* [INSTRUCTION]: With the pictures omitted, write out the entries that follow exactly as they stand.

+++ STORED DATA

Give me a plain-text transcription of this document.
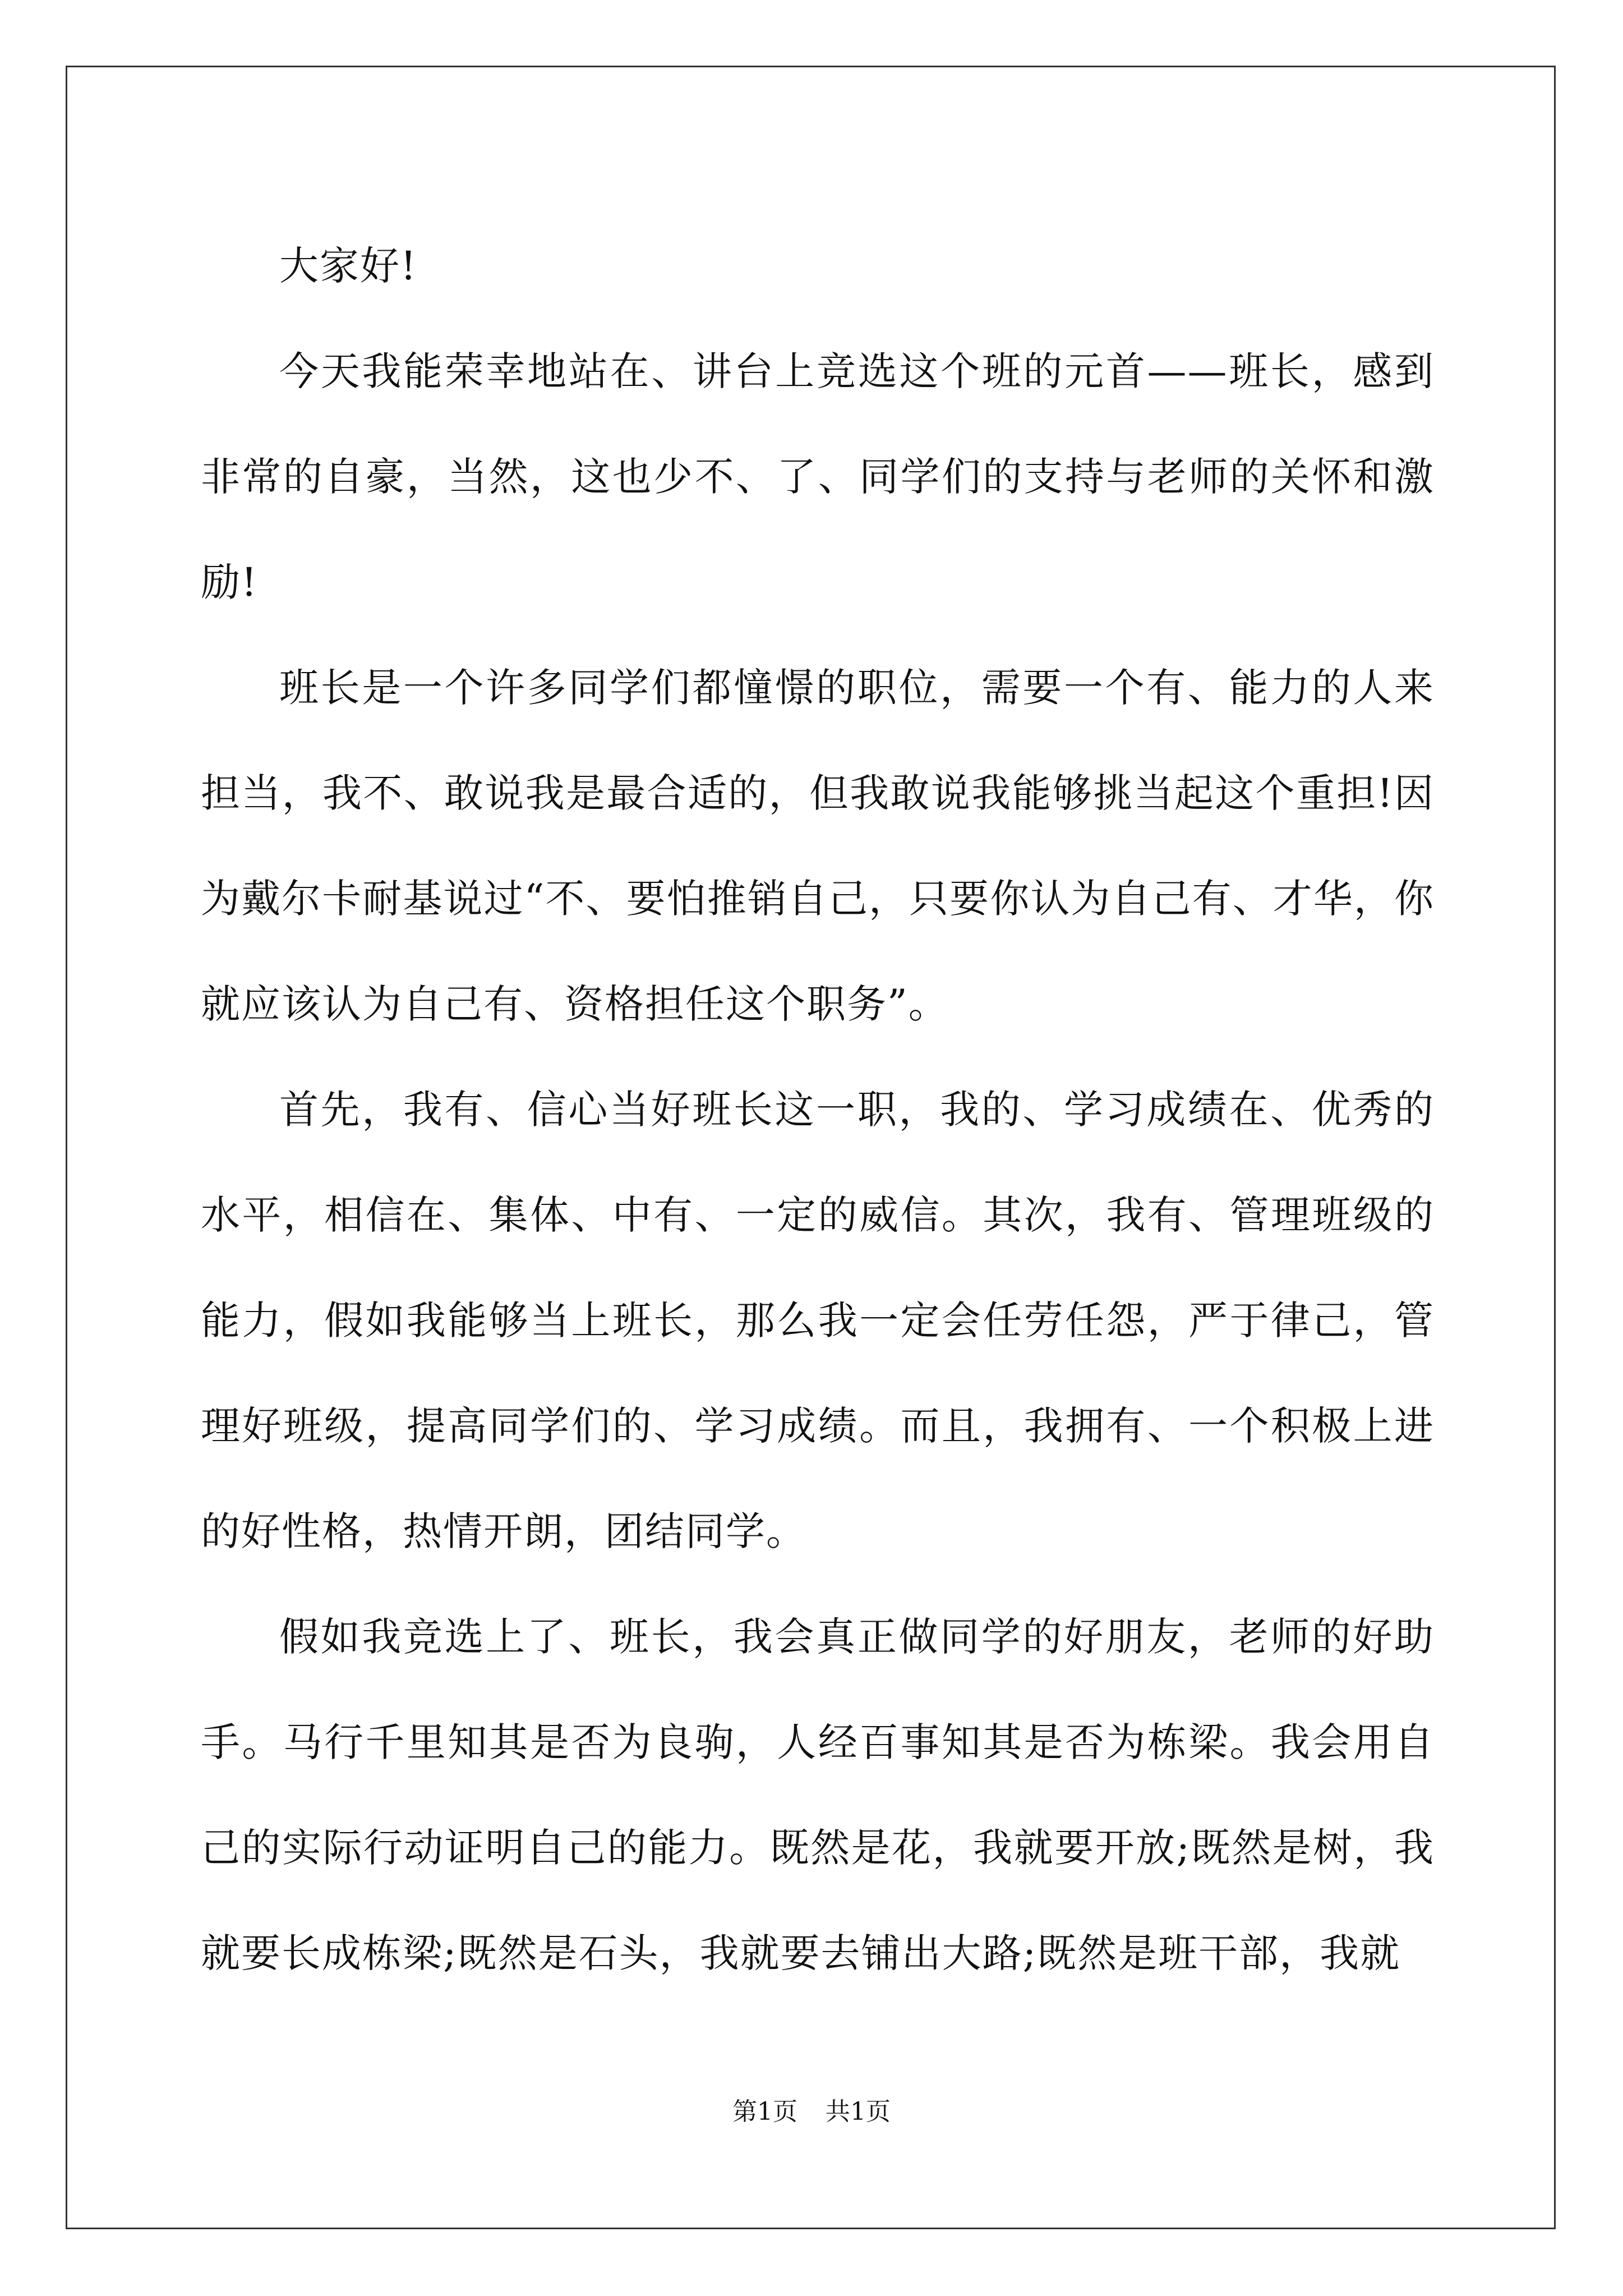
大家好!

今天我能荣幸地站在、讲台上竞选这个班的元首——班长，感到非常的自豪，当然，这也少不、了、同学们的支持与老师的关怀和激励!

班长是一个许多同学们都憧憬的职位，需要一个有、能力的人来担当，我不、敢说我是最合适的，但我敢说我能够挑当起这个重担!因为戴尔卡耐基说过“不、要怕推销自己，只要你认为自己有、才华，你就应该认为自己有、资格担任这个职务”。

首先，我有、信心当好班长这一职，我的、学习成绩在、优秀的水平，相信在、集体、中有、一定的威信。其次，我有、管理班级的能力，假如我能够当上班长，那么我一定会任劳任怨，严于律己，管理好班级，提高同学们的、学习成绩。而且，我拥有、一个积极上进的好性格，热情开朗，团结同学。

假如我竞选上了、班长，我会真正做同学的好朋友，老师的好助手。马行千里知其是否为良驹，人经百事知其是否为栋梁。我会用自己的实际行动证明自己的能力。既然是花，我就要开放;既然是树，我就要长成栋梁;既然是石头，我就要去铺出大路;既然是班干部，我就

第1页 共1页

++++++

* [IN RESPONSE]:
Give me a plain-text transcription of this document.
大家好!

今天我能荣幸地站在、讲台上竞选这个班的元首——班长，感到非常的自豪，当然，这也少不、了、同学们的支持与老师的关怀和激励!

班长是一个许多同学们都憧憬的职位，需要一个有、能力的人来担当，我不、敢说我是最合适的，但我敢说我能够挑当起这个重担!因为戴尔卡耐基说过“不、要怕推销自己，只要你认为自己有、才华，你就应该认为自己有、资格担任这个职务”。

首先，我有、信心当好班长这一职，我的、学习成绩在、优秀的水平，相信在、集体、中有、一定的威信。其次，我有、管理班级的能力，假如我能够当上班长，那么我一定会任劳任怨，严于律己，管理好班级，提高同学们的、学习成绩。而且，我拥有、一个积极上进的好性格，热情开朗，团结同学。

假如我竞选上了、班长，我会真正做同学的好朋友，老师的好助手。马行千里知其是否为良驹，人经百事知其是否为栋梁。我会用自己的实际行动证明自己的能力。既然是花，我就要开放;既然是树，我就要长成栋梁;既然是石头，我就要去铺出大路;既然是班干部，我就

第1页 共1页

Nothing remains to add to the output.